● What needs to be done: Write the number of lines holding the word "marker", and nothing else.

● Task material:
────────

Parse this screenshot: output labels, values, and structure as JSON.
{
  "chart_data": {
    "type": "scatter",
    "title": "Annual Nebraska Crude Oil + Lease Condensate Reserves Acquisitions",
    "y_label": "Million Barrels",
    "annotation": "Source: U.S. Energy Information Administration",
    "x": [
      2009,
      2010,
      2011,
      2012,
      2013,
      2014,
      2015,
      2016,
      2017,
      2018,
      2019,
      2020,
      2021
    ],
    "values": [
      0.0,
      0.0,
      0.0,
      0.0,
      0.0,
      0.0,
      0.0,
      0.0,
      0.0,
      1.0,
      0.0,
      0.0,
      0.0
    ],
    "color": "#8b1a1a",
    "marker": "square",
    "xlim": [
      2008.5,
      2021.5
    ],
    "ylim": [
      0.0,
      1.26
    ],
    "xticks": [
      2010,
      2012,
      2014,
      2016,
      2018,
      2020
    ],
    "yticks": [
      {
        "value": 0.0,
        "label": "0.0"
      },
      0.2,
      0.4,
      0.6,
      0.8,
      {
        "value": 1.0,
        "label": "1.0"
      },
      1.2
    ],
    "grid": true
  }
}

────────

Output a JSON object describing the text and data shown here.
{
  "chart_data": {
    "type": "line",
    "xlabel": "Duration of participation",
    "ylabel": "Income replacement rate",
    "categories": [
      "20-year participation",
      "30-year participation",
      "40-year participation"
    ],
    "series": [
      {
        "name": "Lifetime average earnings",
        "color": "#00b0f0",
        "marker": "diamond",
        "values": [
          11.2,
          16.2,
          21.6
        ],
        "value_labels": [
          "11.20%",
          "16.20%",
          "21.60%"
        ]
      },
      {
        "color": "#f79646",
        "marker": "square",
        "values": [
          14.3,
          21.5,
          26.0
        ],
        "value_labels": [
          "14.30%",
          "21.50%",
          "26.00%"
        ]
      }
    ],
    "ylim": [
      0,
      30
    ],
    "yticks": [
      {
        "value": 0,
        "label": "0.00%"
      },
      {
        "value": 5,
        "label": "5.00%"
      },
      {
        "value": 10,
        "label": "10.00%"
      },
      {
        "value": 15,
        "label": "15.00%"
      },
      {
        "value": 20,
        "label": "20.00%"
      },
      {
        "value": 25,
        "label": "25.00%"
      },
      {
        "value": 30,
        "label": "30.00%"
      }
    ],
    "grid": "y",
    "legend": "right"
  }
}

────────

● Exercise solution: 3